(Document understanding data)
────────

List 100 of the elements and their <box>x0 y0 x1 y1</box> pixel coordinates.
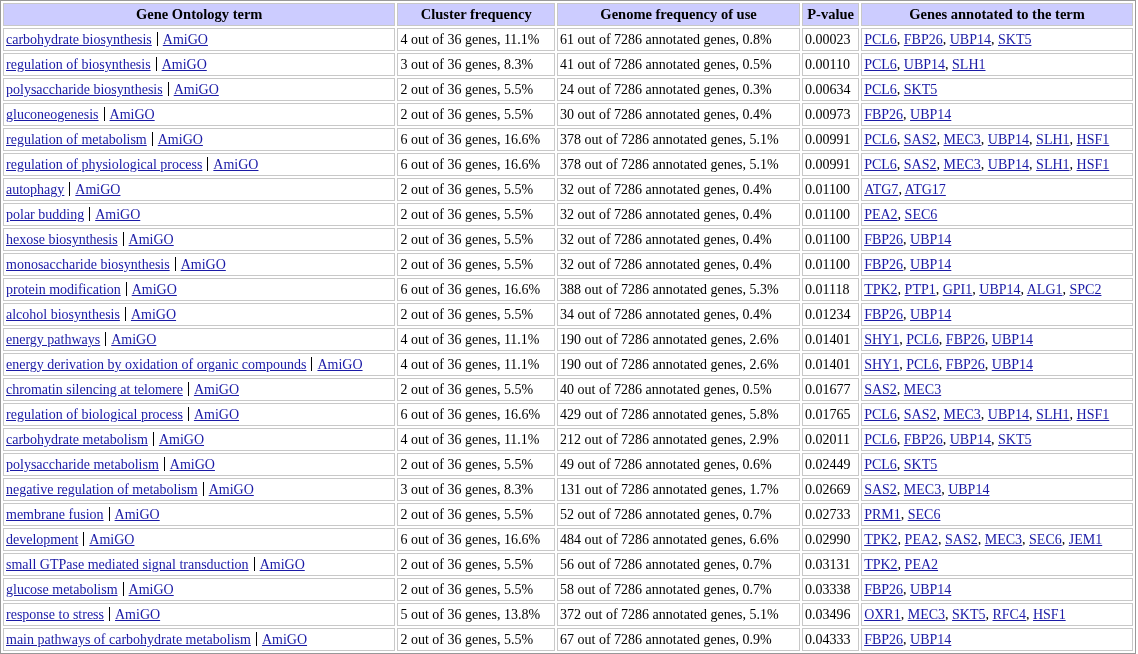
amigo-link[interactable]: AmiGO <box>193 407 240 422</box>
gene-link[interactable]: SEC6 <box>904 207 938 222</box>
gene-link[interactable]: PCL6 <box>864 407 897 422</box>
gene-link[interactable]: SKT5 <box>998 432 1032 447</box>
gene-link[interactable]: PCL6 <box>906 357 939 372</box>
gene-link[interactable]: PEA2 <box>904 557 939 572</box>
gene-link[interactable]: PCL6 <box>864 157 897 172</box>
gene-link[interactable]: JEM1 <box>1068 532 1103 547</box>
term-link[interactable]: chromatin silencing at telomere <box>6 382 183 397</box>
gene-link[interactable]: UBP14 <box>910 632 952 647</box>
amigo-link[interactable]: AmiGO <box>259 557 305 572</box>
gene-link[interactable]: UBP14 <box>910 257 952 272</box>
gene-link[interactable]: OXR1 <box>864 607 901 622</box>
gene-link[interactable]: PCL6 <box>864 432 897 447</box>
amigo-link[interactable]: AmiGO <box>89 532 135 547</box>
term-link[interactable]: hexose biosynthesis <box>6 232 118 247</box>
gene-link[interactable]: PCL6 <box>864 457 897 472</box>
gene-link[interactable]: SKT5 <box>952 607 986 622</box>
gene-link[interactable]: SLH1 <box>1036 132 1070 147</box>
gene-link[interactable]: TPK2 <box>864 282 898 297</box>
amigo-link[interactable]: AmiGO <box>169 457 215 472</box>
gene-link[interactable]: SPC2 <box>1069 282 1102 297</box>
term-link[interactable]: protein modification <box>6 282 121 297</box>
term-link[interactable]: main pathways of carbohydrate metabolism <box>6 632 251 647</box>
gene-link[interactable]: PCL6 <box>864 57 897 72</box>
gene-link[interactable]: TPK2 <box>864 532 898 547</box>
amigo-link[interactable]: AmiGO <box>173 82 219 97</box>
amigo-link[interactable]: AmiGO <box>158 432 205 447</box>
gene-link[interactable]: ALG1 <box>1026 282 1063 297</box>
term-link[interactable]: polysaccharide metabolism <box>6 457 159 472</box>
gene-link[interactable]: MEC3 <box>943 132 981 147</box>
amigo-link[interactable]: AmiGO <box>128 232 174 247</box>
gene-link[interactable]: PRM1 <box>864 507 901 522</box>
term-link[interactable]: response to stress <box>6 607 104 622</box>
gene-link[interactable]: RFC4 <box>992 607 1026 622</box>
gene-link[interactable]: SAS2 <box>864 482 897 497</box>
amigo-link[interactable]: AmiGO <box>162 32 208 47</box>
gene-link[interactable]: SLH1 <box>952 57 986 72</box>
amigo-link[interactable]: AmiGO <box>109 107 155 122</box>
amigo-link[interactable]: AmiGO <box>261 632 308 647</box>
term-link[interactable]: negative regulation of metabolism <box>6 482 198 497</box>
gene-link[interactable]: SKT5 <box>903 82 938 97</box>
amigo-link[interactable]: AmiGO <box>128 582 174 597</box>
gene-link[interactable]: FBP26 <box>903 432 943 447</box>
gene-link[interactable]: UBP14 <box>910 582 952 597</box>
term-link[interactable]: regulation of biological process <box>6 407 183 422</box>
term-link[interactable]: polar budding <box>6 207 85 222</box>
term-link[interactable]: regulation of biosynthesis <box>6 57 151 72</box>
gene-link[interactable]: HSF1 <box>1076 157 1110 172</box>
gene-link[interactable]: UBP14 <box>910 307 952 322</box>
term-link[interactable]: carbohydrate biosynthesis <box>6 32 152 47</box>
term-link[interactable]: energy derivation by oxidation of organic compounds <box>6 357 307 372</box>
term-link[interactable]: polysaccharide biosynthesis <box>6 82 163 97</box>
gene-link[interactable]: PTP1 <box>904 282 936 297</box>
gene-link[interactable]: SKT5 <box>903 457 938 472</box>
gene-link[interactable]: UBP14 <box>949 32 991 47</box>
amigo-link[interactable]: AmiGO <box>161 57 207 72</box>
gene-link[interactable]: PCL6 <box>864 82 897 97</box>
amigo-link[interactable]: AmiGO <box>131 282 177 297</box>
amigo-link[interactable]: AmiGO <box>115 607 161 622</box>
gene-link[interactable]: SLH1 <box>1036 157 1070 172</box>
amigo-link[interactable]: AmiGO <box>317 357 363 372</box>
term-link[interactable]: gluconeogenesis <box>6 107 99 122</box>
amigo-link[interactable]: AmiGO <box>111 332 157 347</box>
gene-link[interactable]: TPK2 <box>864 557 898 572</box>
gene-link[interactable]: MEC3 <box>943 157 981 172</box>
amigo-link[interactable]: AmiGO <box>75 182 121 197</box>
amigo-link[interactable]: AmiGO <box>208 482 254 497</box>
gene-link[interactable]: UBP14 <box>979 282 1021 297</box>
gene-link[interactable]: FBP26 <box>945 357 985 372</box>
gene-link[interactable]: SAS2 <box>864 382 897 397</box>
gene-link[interactable]: UBP14 <box>910 107 952 122</box>
term-link[interactable]: monosaccharide biosynthesis <box>6 257 170 272</box>
gene-link[interactable]: SAS2 <box>903 157 937 172</box>
gene-link[interactable]: SAS2 <box>945 532 978 547</box>
gene-link[interactable]: SAS2 <box>903 407 937 422</box>
gene-link[interactable]: UBP14 <box>991 357 1033 372</box>
amigo-link[interactable]: AmiGO <box>193 382 239 397</box>
amigo-link[interactable]: AmiGO <box>130 307 177 322</box>
gene-link[interactable]: PCL6 <box>906 332 939 347</box>
gene-link[interactable]: PCL6 <box>864 132 897 147</box>
gene-link[interactable]: SKT5 <box>998 32 1032 47</box>
gene-link[interactable]: HSF1 <box>1076 132 1110 147</box>
gene-link[interactable]: SLH1 <box>1036 407 1070 422</box>
gene-link[interactable]: MEC3 <box>943 407 981 422</box>
term-link[interactable]: autophagy <box>6 182 65 197</box>
term-link[interactable]: small GTPase mediated signal transduction <box>6 557 249 572</box>
gene-link[interactable]: UBP14 <box>991 332 1033 347</box>
term-link[interactable]: glucose metabolism <box>6 582 118 597</box>
gene-link[interactable]: HSF1 <box>1032 607 1066 622</box>
gene-link[interactable]: UBP14 <box>948 482 990 497</box>
term-link[interactable]: membrane fusion <box>6 507 104 522</box>
term-link[interactable]: regulation of physiological process <box>6 157 203 172</box>
amigo-link[interactable]: AmiGO <box>95 207 141 222</box>
gene-link[interactable]: UBP14 <box>949 432 991 447</box>
gene-link[interactable]: SAS2 <box>903 132 937 147</box>
amigo-link[interactable]: AmiGO <box>180 257 226 272</box>
term-link[interactable]: development <box>6 532 79 547</box>
gene-link[interactable]: PCL6 <box>864 32 897 47</box>
gene-link[interactable]: MEC3 <box>903 382 942 397</box>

────────

§ TASK PROMPT:
Each line above should be set down exactly as written, with pictures excluded.

§ SOLUTION FOR THIS TASK:
List 100 of the elements and their <box>x0 y0 x1 y1</box> pixel coordinates.
amigo-link[interactable]: AmiGO <box>193 407 240 422</box>
gene-link[interactable]: SEC6 <box>904 207 938 222</box>
gene-link[interactable]: PCL6 <box>864 407 897 422</box>
gene-link[interactable]: SKT5 <box>998 432 1032 447</box>
gene-link[interactable]: PCL6 <box>906 357 939 372</box>
gene-link[interactable]: PEA2 <box>904 557 939 572</box>
gene-link[interactable]: PCL6 <box>864 157 897 172</box>
gene-link[interactable]: JEM1 <box>1068 532 1103 547</box>
term-link[interactable]: chromatin silencing at telomere <box>6 382 183 397</box>
gene-link[interactable]: UBP14 <box>910 632 952 647</box>
amigo-link[interactable]: AmiGO <box>259 557 305 572</box>
gene-link[interactable]: UBP14 <box>910 257 952 272</box>
gene-link[interactable]: OXR1 <box>864 607 901 622</box>
gene-link[interactable]: PCL6 <box>864 432 897 447</box>
amigo-link[interactable]: AmiGO <box>89 532 135 547</box>
term-link[interactable]: hexose biosynthesis <box>6 232 118 247</box>
gene-link[interactable]: PCL6 <box>864 457 897 472</box>
gene-link[interactable]: SKT5 <box>952 607 986 622</box>
gene-link[interactable]: SLH1 <box>1036 132 1070 147</box>
gene-link[interactable]: TPK2 <box>864 282 898 297</box>
amigo-link[interactable]: AmiGO <box>169 457 215 472</box>
gene-link[interactable]: SPC2 <box>1069 282 1102 297</box>
term-link[interactable]: protein modification <box>6 282 121 297</box>
term-link[interactable]: main pathways of carbohydrate metabolism <box>6 632 251 647</box>
gene-link[interactable]: PCL6 <box>864 57 897 72</box>
gene-link[interactable]: TPK2 <box>864 532 898 547</box>
amigo-link[interactable]: AmiGO <box>173 82 219 97</box>
amigo-link[interactable]: AmiGO <box>158 432 205 447</box>
gene-link[interactable]: ALG1 <box>1026 282 1063 297</box>
term-link[interactable]: polysaccharide metabolism <box>6 457 159 472</box>
gene-link[interactable]: MEC3 <box>943 132 981 147</box>
amigo-link[interactable]: AmiGO <box>128 232 174 247</box>
gene-link[interactable]: PRM1 <box>864 507 901 522</box>
term-link[interactable]: response to stress <box>6 607 104 622</box>
gene-link[interactable]: RFC4 <box>992 607 1026 622</box>
gene-link[interactable]: SAS2 <box>864 482 897 497</box>
amigo-link[interactable]: AmiGO <box>162 32 208 47</box>
gene-link[interactable]: SLH1 <box>952 57 986 72</box>
amigo-link[interactable]: AmiGO <box>109 107 155 122</box>
amigo-link[interactable]: AmiGO <box>261 632 308 647</box>
term-link[interactable]: negative regulation of metabolism <box>6 482 198 497</box>
gene-link[interactable]: SKT5 <box>903 82 938 97</box>
amigo-link[interactable]: AmiGO <box>128 582 174 597</box>
gene-link[interactable]: FBP26 <box>903 432 943 447</box>
gene-link[interactable]: UBP14 <box>910 582 952 597</box>
term-link[interactable]: regulation of biological process <box>6 407 183 422</box>
term-link[interactable]: polar budding <box>6 207 85 222</box>
term-link[interactable]: regulation of biosynthesis <box>6 57 151 72</box>
gene-link[interactable]: HSF1 <box>1076 157 1110 172</box>
gene-link[interactable]: UBP14 <box>910 307 952 322</box>
term-link[interactable]: carbohydrate biosynthesis <box>6 32 152 47</box>
term-link[interactable]: energy derivation by oxidation of organic compounds <box>6 357 307 372</box>
term-link[interactable]: polysaccharide biosynthesis <box>6 82 163 97</box>
gene-link[interactable]: PTP1 <box>904 282 936 297</box>
gene-link[interactable]: SKT5 <box>903 457 938 472</box>
gene-link[interactable]: UBP14 <box>949 32 991 47</box>
amigo-link[interactable]: AmiGO <box>161 57 207 72</box>
gene-link[interactable]: PCL6 <box>864 82 897 97</box>
amigo-link[interactable]: AmiGO <box>131 282 177 297</box>
amigo-link[interactable]: AmiGO <box>115 607 161 622</box>
gene-link[interactable]: SLH1 <box>1036 157 1070 172</box>
amigo-link[interactable]: AmiGO <box>317 357 363 372</box>
term-link[interactable]: gluconeogenesis <box>6 107 99 122</box>
amigo-link[interactable]: AmiGO <box>111 332 157 347</box>
gene-link[interactable]: TPK2 <box>864 557 898 572</box>
gene-link[interactable]: MEC3 <box>943 157 981 172</box>
amigo-link[interactable]: AmiGO <box>75 182 121 197</box>
amigo-link[interactable]: AmiGO <box>208 482 254 497</box>
gene-link[interactable]: UBP14 <box>979 282 1021 297</box>
gene-link[interactable]: FBP26 <box>945 357 985 372</box>
gene-link[interactable]: SAS2 <box>864 382 897 397</box>
gene-link[interactable]: UBP14 <box>910 107 952 122</box>
term-link[interactable]: monosaccharide biosynthesis <box>6 257 170 272</box>
gene-link[interactable]: SAS2 <box>903 157 937 172</box>
gene-link[interactable]: SAS2 <box>945 532 978 547</box>
gene-link[interactable]: SAS2 <box>903 407 937 422</box>
gene-link[interactable]: UBP14 <box>991 357 1033 372</box>
amigo-link[interactable]: AmiGO <box>193 382 239 397</box>
amigo-link[interactable]: AmiGO <box>130 307 177 322</box>
gene-link[interactable]: PCL6 <box>906 332 939 347</box>
gene-link[interactable]: PCL6 <box>864 132 897 147</box>
gene-link[interactable]: SKT5 <box>998 32 1032 47</box>
gene-link[interactable]: HSF1 <box>1076 132 1110 147</box>
gene-link[interactable]: SLH1 <box>1036 407 1070 422</box>
gene-link[interactable]: MEC3 <box>943 407 981 422</box>
term-link[interactable]: autophagy <box>6 182 65 197</box>
term-link[interactable]: small GTPase mediated signal transduction <box>6 557 249 572</box>
gene-link[interactable]: UBP14 <box>991 332 1033 347</box>
term-link[interactable]: glucose metabolism <box>6 582 118 597</box>
gene-link[interactable]: HSF1 <box>1032 607 1066 622</box>
gene-link[interactable]: UBP14 <box>948 482 990 497</box>
term-link[interactable]: membrane fusion <box>6 507 104 522</box>
term-link[interactable]: regulation of physiological process <box>6 157 203 172</box>
amigo-link[interactable]: AmiGO <box>95 207 141 222</box>
gene-link[interactable]: UBP14 <box>949 432 991 447</box>
gene-link[interactable]: SAS2 <box>903 132 937 147</box>
amigo-link[interactable]: AmiGO <box>180 257 226 272</box>
term-link[interactable]: development <box>6 532 79 547</box>
gene-link[interactable]: PCL6 <box>864 32 897 47</box>
gene-link[interactable]: MEC3 <box>903 382 942 397</box>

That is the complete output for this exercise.